# [WHAT YOU SHOULD DO]
For every line in the records that has the word "desc", make a copy.

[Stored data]
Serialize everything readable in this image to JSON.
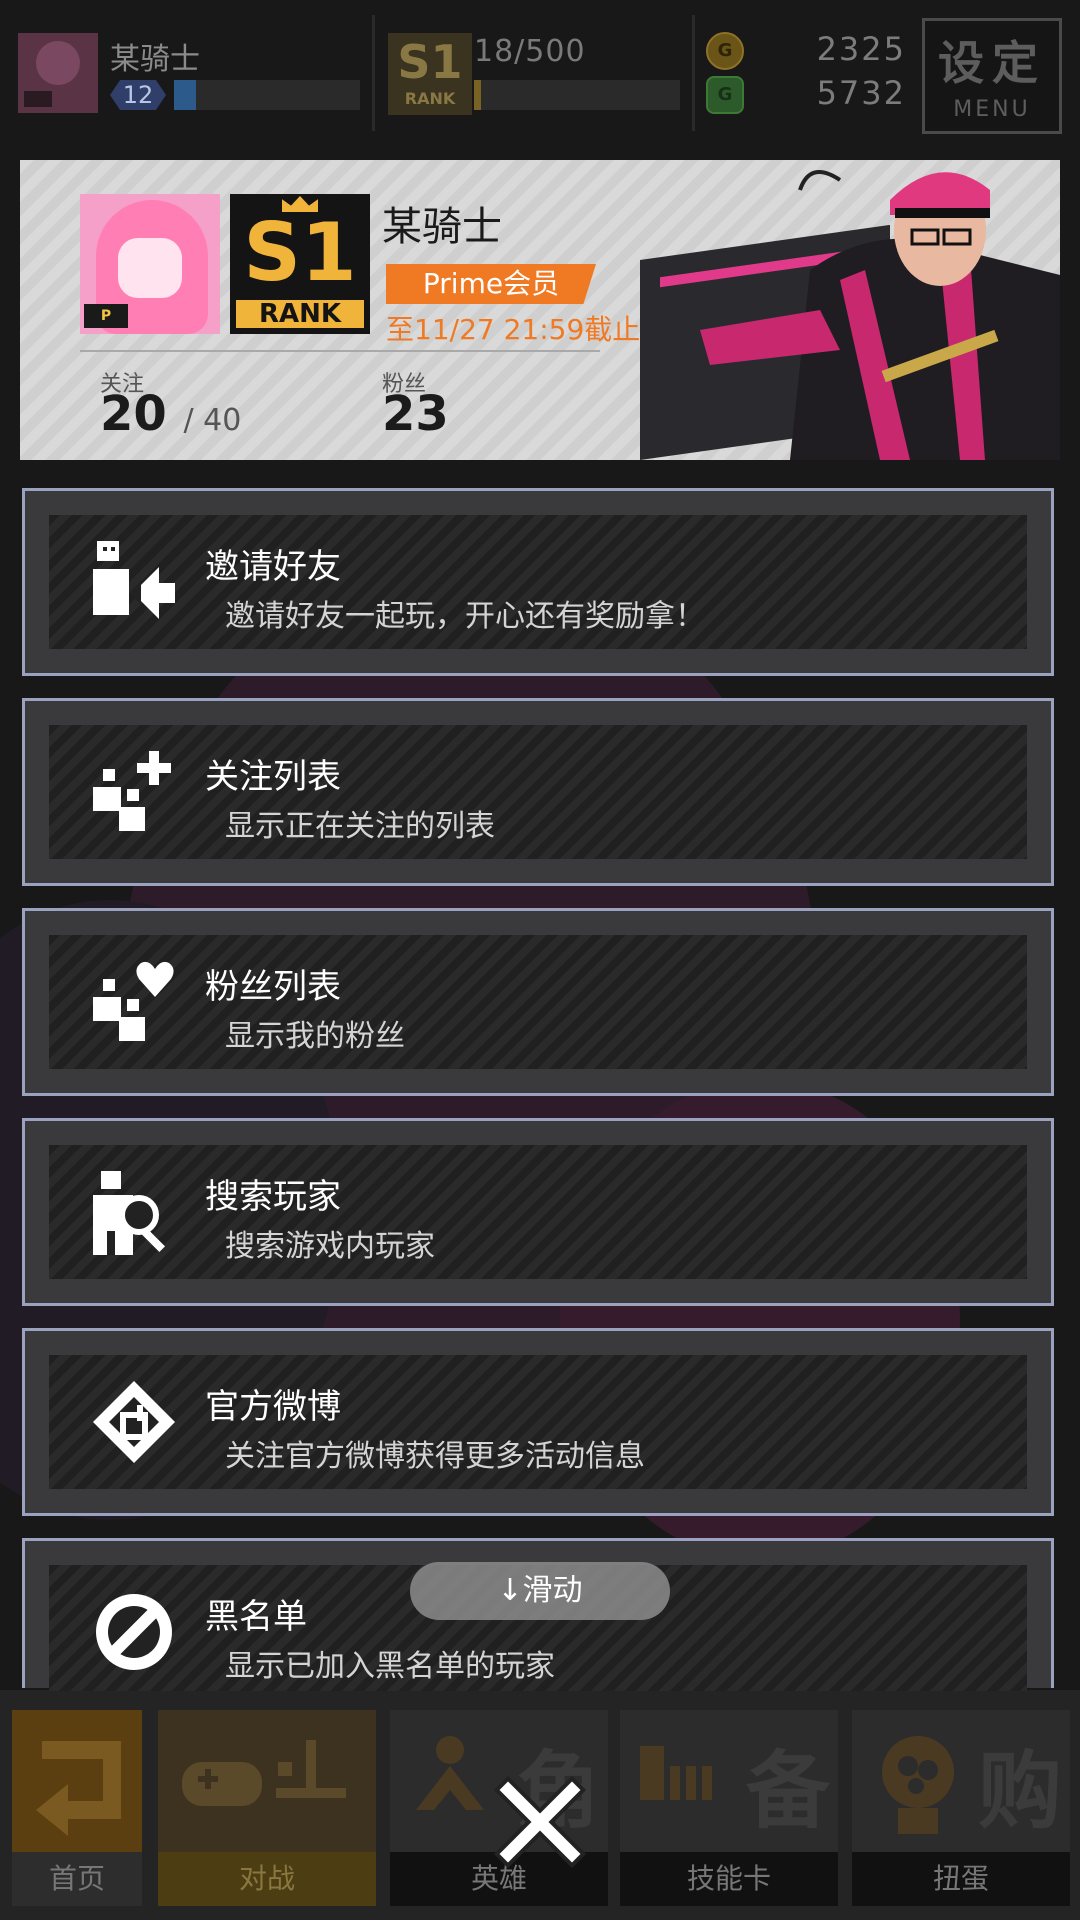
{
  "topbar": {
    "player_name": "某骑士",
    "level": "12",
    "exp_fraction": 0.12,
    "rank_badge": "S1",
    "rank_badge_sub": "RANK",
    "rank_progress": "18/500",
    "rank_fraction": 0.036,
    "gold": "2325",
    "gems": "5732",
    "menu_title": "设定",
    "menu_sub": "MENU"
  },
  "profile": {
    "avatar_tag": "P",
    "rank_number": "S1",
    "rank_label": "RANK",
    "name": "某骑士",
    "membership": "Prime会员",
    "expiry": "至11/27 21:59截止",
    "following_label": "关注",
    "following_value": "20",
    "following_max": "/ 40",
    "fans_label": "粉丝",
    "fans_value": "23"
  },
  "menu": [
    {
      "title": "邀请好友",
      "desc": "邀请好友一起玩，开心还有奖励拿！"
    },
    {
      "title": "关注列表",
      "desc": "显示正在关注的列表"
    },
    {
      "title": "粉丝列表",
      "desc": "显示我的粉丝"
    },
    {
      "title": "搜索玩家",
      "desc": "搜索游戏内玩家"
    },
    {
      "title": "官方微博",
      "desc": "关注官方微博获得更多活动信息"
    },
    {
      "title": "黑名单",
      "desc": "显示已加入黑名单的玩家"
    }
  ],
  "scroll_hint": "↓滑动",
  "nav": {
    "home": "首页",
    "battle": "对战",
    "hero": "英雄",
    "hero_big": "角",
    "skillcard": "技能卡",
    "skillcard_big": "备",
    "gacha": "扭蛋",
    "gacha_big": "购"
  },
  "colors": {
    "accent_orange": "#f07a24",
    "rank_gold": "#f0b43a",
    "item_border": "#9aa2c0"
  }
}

# [OUTPUT FOR THIS TASK]
      "desc": "邀请好友一起玩，开心还有奖励拿！"
      "desc": "显示正在关注的列表"
      "desc": "显示我的粉丝"
      "desc": "搜索游戏内玩家"
      "desc": "关注官方微博获得更多活动信息"
      "desc": "显示已加入黑名单的玩家"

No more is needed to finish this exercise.